** START **
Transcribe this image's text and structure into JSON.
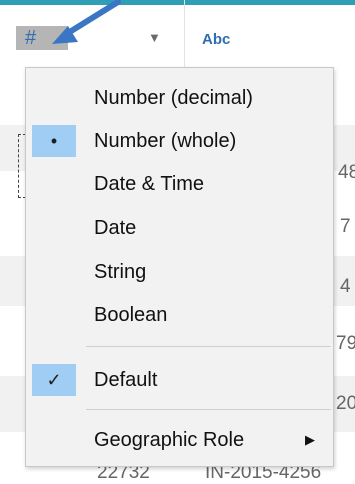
{
  "header": {
    "type_icon": "#",
    "type_dropdown_icon": "chevron-down-icon",
    "second_column_type": "Abc"
  },
  "background_rows": [
    {
      "right_fragment": "48"
    },
    {
      "right_fragment": "7"
    },
    {
      "right_fragment": "4"
    },
    {
      "right_fragment": "79"
    },
    {
      "right_fragment": "20"
    },
    {
      "left_value": "22732",
      "right_value": "IN-2015-4256"
    }
  ],
  "menu": {
    "items": [
      {
        "label": "Number (decimal)",
        "selected": false
      },
      {
        "label": "Number (whole)",
        "selected": true,
        "marker": "•"
      },
      {
        "label": "Date & Time",
        "selected": false
      },
      {
        "label": "Date",
        "selected": false
      },
      {
        "label": "String",
        "selected": false
      },
      {
        "label": "Boolean",
        "selected": false
      }
    ],
    "default_item": {
      "label": "Default",
      "checked": true,
      "marker": "✓"
    },
    "geographic_item": {
      "label": "Geographic Role",
      "submenu_icon": "▶"
    }
  },
  "colors": {
    "accent": "#2f9fb6",
    "selection": "#9fcdf3",
    "type_icon": "#2d6fb0",
    "pointer_arrow": "#3a76c4"
  }
}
** END **
Repeat the data in full and exactly. Omit pictures.

Transcribe this image's text and structure into JSON.
{
  "header": {
    "type_icon": "#",
    "type_dropdown_icon": "chevron-down-icon",
    "second_column_type": "Abc"
  },
  "background_rows": [
    {
      "right_fragment": "48"
    },
    {
      "right_fragment": "7"
    },
    {
      "right_fragment": "4"
    },
    {
      "right_fragment": "79"
    },
    {
      "right_fragment": "20"
    },
    {
      "left_value": "22732",
      "right_value": "IN-2015-4256"
    }
  ],
  "menu": {
    "items": [
      {
        "label": "Number (decimal)",
        "selected": false
      },
      {
        "label": "Number (whole)",
        "selected": true,
        "marker": "•"
      },
      {
        "label": "Date & Time",
        "selected": false
      },
      {
        "label": "Date",
        "selected": false
      },
      {
        "label": "String",
        "selected": false
      },
      {
        "label": "Boolean",
        "selected": false
      }
    ],
    "default_item": {
      "label": "Default",
      "checked": true,
      "marker": "✓"
    },
    "geographic_item": {
      "label": "Geographic Role",
      "submenu_icon": "▶"
    }
  },
  "colors": {
    "accent": "#2f9fb6",
    "selection": "#9fcdf3",
    "type_icon": "#2d6fb0",
    "pointer_arrow": "#3a76c4"
  }
}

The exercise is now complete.